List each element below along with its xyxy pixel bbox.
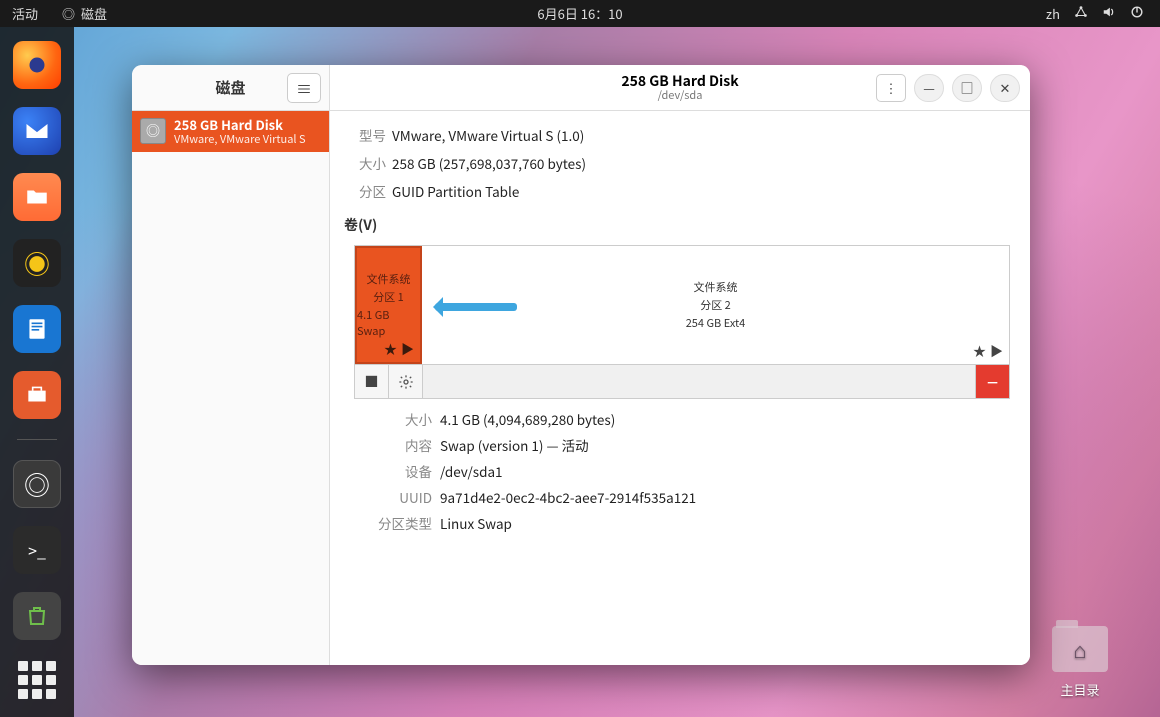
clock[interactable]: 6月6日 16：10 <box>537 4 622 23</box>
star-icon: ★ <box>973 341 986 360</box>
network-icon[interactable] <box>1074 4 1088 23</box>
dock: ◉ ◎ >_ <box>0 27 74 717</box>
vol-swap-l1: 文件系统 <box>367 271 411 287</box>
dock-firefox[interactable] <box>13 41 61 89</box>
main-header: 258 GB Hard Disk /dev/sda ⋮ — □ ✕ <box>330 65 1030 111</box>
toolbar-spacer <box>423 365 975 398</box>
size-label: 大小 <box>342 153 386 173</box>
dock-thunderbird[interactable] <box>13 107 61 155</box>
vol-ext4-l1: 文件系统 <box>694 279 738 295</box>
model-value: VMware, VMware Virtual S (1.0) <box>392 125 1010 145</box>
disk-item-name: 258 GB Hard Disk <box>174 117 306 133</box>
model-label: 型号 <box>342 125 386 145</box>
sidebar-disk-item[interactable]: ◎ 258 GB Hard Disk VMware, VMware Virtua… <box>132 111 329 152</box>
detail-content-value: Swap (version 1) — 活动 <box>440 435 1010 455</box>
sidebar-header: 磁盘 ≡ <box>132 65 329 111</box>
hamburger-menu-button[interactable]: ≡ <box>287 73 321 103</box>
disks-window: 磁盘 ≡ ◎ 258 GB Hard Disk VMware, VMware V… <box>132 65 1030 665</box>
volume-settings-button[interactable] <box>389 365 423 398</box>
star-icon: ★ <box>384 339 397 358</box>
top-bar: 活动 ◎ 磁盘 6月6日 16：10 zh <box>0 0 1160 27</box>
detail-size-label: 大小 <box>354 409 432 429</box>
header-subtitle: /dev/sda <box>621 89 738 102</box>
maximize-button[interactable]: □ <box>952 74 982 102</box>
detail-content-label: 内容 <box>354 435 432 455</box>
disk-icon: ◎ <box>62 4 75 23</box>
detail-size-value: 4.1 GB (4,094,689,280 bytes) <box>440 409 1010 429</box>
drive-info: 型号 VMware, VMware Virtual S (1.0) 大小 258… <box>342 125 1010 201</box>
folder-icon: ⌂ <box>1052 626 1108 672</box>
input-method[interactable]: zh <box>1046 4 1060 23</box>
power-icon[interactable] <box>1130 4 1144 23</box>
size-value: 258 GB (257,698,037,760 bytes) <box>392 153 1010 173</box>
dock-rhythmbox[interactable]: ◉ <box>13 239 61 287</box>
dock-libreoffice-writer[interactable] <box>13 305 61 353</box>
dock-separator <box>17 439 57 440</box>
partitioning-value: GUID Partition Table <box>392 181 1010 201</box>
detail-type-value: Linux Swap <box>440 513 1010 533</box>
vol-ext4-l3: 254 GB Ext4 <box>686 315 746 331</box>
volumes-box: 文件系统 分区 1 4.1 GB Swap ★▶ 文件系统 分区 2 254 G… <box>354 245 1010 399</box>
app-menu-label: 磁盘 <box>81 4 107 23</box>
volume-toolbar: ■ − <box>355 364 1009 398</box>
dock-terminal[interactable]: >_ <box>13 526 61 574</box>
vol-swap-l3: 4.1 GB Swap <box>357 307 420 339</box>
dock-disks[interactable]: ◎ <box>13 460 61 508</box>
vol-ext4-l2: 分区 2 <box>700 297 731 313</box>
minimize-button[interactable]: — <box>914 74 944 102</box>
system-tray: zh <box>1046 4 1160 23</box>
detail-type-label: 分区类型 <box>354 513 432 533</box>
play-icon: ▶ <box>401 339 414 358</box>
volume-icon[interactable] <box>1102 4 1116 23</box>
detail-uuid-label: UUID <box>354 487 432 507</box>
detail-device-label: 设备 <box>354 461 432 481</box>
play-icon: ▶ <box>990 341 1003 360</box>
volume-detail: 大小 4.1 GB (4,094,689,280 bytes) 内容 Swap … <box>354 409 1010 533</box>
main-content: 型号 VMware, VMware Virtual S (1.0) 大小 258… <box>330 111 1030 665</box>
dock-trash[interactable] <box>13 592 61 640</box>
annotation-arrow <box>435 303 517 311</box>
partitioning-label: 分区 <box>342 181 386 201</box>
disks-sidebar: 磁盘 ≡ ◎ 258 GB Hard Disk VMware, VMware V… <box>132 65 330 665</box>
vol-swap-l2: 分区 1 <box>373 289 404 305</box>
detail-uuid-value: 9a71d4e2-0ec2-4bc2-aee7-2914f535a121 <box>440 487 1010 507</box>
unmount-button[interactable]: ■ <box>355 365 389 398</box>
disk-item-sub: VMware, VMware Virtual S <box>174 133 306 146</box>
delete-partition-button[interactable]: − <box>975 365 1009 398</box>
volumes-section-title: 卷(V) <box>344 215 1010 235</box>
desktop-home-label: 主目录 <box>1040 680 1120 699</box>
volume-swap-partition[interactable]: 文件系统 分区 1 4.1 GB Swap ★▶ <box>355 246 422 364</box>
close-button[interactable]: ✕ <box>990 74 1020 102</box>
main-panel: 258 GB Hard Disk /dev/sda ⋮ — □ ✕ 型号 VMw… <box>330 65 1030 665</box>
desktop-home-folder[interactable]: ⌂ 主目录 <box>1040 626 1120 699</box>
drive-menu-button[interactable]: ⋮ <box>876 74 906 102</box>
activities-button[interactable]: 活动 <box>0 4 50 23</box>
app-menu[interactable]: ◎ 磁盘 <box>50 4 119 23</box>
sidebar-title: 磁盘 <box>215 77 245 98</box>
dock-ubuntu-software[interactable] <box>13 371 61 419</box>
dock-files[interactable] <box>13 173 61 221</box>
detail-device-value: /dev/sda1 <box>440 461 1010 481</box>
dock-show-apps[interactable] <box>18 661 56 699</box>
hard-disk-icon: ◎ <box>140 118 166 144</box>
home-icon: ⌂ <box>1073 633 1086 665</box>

--------------------

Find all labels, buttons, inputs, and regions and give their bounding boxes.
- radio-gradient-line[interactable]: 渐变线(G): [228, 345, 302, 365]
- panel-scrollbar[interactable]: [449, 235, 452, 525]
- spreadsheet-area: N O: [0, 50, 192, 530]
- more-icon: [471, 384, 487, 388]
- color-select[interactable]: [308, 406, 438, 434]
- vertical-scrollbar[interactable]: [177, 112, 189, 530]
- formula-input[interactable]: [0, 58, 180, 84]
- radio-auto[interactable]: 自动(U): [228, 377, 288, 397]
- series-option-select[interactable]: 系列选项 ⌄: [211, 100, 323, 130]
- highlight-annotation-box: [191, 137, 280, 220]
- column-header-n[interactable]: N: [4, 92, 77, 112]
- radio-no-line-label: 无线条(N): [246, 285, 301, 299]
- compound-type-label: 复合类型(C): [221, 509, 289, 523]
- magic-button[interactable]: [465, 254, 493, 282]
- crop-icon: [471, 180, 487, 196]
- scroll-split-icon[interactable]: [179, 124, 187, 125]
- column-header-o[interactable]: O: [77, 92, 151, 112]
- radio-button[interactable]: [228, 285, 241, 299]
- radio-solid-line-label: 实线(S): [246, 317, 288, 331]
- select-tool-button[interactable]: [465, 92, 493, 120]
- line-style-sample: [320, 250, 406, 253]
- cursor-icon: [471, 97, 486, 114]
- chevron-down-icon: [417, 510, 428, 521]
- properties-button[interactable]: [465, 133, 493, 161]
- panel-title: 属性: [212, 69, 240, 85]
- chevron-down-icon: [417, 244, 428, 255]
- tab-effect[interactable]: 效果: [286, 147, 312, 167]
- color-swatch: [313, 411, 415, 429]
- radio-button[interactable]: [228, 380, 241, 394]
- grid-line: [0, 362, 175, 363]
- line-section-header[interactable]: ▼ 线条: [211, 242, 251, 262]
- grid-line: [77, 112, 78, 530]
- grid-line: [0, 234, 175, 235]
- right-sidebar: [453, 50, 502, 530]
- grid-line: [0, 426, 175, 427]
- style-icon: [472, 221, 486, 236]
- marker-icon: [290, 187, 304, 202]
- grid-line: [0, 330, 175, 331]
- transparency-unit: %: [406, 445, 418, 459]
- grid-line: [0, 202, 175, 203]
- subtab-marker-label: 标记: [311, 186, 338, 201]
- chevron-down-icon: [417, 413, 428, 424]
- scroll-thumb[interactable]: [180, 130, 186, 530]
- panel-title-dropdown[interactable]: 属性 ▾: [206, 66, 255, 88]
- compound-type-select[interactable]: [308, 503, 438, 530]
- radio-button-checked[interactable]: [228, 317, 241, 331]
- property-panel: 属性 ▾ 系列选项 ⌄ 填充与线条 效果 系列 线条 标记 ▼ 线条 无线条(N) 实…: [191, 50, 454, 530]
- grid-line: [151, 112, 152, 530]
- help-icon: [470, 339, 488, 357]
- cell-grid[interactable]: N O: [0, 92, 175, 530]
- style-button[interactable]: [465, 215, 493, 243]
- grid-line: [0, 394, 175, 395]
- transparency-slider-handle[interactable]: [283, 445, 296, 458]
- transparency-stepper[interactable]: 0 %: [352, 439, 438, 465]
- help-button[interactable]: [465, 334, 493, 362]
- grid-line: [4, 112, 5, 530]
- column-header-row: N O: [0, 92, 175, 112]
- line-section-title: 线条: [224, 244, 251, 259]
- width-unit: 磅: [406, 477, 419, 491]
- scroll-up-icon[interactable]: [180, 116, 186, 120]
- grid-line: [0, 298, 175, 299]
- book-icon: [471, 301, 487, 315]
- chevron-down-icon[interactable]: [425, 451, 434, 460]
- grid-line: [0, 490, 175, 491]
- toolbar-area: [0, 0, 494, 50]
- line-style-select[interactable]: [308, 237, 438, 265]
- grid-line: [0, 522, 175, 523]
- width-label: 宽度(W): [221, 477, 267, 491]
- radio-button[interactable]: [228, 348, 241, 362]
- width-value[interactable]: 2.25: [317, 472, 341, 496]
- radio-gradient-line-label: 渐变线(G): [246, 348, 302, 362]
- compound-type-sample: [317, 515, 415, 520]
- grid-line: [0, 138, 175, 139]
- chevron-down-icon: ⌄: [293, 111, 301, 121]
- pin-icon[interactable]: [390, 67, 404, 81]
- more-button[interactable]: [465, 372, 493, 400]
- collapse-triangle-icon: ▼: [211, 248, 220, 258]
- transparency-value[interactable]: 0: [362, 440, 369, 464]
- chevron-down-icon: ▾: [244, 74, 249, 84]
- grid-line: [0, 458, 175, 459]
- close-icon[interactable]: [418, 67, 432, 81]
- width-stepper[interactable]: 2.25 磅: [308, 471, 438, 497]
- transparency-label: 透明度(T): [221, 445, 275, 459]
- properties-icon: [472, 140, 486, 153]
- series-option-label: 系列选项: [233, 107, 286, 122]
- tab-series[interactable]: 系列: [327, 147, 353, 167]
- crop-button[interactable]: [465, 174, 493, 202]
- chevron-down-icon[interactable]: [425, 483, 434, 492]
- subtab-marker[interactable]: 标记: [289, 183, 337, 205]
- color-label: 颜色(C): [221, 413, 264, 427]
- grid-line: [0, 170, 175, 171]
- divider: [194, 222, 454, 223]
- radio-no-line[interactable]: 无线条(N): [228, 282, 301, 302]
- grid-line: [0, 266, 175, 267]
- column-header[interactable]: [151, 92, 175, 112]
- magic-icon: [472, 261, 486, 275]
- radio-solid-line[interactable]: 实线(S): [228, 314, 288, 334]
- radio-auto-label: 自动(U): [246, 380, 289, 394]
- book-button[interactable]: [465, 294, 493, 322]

--------------------

Instructions for the task
Rewrite the lines starting with the line with "clock[interactable]: 6月6日 16：10" and going on through the line with "maximize-button[interactable]: □ <box>952", changing "star-icon" to "favorite-icon" and leaving everything else unchanged.

Finished task
clock[interactable]: 6月6日 16：10 <box>537 4 622 23</box>
favorite-icon: ★ <box>973 341 986 360</box>
network-icon[interactable] <box>1074 4 1088 23</box>
dock: ◉ ◎ >_ <box>0 27 74 717</box>
vol-swap-l1: 文件系统 <box>367 271 411 287</box>
dock-firefox[interactable] <box>13 41 61 89</box>
main-header: 258 GB Hard Disk /dev/sda ⋮ — □ ✕ <box>330 65 1030 111</box>
toolbar-spacer <box>423 365 975 398</box>
size-label: 大小 <box>342 153 386 173</box>
dock-thunderbird[interactable] <box>13 107 61 155</box>
vol-ext4-l1: 文件系统 <box>694 279 738 295</box>
model-value: VMware, VMware Virtual S (1.0) <box>392 125 1010 145</box>
disk-item-name: 258 GB Hard Disk <box>174 117 306 133</box>
model-label: 型号 <box>342 125 386 145</box>
sidebar-disk-item[interactable]: ◎ 258 GB Hard Disk VMware, VMware Virtua… <box>132 111 329 152</box>
detail-content-value: Swap (version 1) — 活动 <box>440 435 1010 455</box>
sidebar-header: 磁盘 ≡ <box>132 65 329 111</box>
hamburger-menu-button[interactable]: ≡ <box>287 73 321 103</box>
disks-window: 磁盘 ≡ ◎ 258 GB Hard Disk VMware, VMware V… <box>132 65 1030 665</box>
volume-settings-button[interactable] <box>389 365 423 398</box>
favorite-icon: ★ <box>384 339 397 358</box>
top-bar: 活动 ◎ 磁盘 6月6日 16：10 zh <box>0 0 1160 27</box>
detail-size-label: 大小 <box>354 409 432 429</box>
header-subtitle: /dev/sda <box>621 89 738 102</box>
maximize-button[interactable]: □ <box>952 74 982 102</box>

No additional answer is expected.